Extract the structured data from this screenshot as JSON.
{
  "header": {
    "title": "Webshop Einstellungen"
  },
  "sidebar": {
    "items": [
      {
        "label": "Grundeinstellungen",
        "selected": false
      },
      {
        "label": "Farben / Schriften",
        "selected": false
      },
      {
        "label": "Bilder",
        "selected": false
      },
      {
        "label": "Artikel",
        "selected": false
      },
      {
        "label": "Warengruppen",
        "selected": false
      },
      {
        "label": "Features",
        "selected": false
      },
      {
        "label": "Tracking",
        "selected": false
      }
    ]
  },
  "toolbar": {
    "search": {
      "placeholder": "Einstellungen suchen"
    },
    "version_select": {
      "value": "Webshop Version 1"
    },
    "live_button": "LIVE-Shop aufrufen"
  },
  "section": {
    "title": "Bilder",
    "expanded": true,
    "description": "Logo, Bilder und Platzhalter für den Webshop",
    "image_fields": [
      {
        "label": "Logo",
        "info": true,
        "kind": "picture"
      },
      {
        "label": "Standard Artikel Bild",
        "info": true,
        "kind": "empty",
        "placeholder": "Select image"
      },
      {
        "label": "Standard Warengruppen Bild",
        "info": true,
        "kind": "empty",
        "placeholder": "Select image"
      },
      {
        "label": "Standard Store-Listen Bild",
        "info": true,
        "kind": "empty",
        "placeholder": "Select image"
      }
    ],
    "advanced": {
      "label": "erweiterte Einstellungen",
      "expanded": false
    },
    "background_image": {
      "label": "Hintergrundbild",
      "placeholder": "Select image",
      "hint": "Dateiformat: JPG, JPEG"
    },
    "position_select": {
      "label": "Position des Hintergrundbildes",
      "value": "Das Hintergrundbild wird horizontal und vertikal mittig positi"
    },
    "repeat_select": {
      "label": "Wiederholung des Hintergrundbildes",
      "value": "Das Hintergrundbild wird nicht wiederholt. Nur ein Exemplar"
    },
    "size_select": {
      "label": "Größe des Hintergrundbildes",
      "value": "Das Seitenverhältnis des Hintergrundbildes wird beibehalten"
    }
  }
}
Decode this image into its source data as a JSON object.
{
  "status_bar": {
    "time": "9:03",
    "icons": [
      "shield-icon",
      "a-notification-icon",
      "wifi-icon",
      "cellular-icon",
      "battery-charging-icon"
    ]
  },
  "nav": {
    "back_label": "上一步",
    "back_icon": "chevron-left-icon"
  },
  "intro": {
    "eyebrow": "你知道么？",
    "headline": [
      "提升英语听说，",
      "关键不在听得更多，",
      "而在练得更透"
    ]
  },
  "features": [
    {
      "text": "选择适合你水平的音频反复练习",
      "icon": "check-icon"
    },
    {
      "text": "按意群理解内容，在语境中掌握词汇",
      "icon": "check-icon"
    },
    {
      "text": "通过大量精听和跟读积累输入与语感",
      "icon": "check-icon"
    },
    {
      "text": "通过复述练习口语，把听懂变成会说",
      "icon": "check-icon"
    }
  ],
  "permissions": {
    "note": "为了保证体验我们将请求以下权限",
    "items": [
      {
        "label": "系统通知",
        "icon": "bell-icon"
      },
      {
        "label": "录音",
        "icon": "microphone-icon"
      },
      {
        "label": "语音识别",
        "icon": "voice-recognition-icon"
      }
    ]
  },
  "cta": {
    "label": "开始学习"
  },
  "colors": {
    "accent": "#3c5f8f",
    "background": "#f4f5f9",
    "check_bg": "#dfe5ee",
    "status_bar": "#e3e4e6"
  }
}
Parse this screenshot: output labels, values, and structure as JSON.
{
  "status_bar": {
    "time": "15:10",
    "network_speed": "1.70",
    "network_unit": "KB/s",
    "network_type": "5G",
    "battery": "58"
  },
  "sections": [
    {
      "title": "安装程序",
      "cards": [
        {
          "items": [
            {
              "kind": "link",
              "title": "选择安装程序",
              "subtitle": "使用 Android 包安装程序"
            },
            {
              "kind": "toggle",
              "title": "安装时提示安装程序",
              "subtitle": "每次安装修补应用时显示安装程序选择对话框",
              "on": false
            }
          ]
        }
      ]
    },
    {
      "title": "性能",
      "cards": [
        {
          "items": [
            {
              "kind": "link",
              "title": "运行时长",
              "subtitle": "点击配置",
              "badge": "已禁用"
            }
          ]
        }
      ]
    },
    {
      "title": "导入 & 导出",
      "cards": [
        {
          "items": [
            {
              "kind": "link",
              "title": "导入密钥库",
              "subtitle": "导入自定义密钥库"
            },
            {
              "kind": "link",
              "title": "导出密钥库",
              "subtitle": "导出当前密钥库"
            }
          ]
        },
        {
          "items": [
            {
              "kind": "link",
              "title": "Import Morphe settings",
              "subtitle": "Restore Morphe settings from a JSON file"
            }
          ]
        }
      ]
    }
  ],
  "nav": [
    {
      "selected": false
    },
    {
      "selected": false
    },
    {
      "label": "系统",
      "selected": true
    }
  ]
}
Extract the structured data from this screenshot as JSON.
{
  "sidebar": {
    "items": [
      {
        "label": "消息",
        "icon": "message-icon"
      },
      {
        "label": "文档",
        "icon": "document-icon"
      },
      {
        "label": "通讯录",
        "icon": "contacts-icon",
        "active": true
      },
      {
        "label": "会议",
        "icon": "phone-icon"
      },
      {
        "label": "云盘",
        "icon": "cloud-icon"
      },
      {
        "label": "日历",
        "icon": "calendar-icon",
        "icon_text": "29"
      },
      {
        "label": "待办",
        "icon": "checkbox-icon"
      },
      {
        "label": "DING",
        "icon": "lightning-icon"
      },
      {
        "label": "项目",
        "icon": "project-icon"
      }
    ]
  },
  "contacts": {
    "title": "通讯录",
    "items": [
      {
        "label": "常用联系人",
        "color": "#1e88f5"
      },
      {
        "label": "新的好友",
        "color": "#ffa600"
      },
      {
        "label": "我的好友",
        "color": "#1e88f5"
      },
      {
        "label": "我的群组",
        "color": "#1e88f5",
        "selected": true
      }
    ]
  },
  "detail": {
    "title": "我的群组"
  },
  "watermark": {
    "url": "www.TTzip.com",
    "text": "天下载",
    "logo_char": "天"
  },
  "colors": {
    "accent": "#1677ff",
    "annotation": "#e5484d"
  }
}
▬▬▬▬▬▬▬▬▬▬
### Instructions for the task
Look through the records and gather every line containing "JSON".

### Solved exercise
Extract the structured data from this screenshot as JSON.
Decode this image into its source data as a JSON object.
Parse this screenshot: output labels, values, and structure as JSON.
              "subtitle": "Restore Morphe settings from a JSON file"
Extract the structured data from this screenshot as JSON.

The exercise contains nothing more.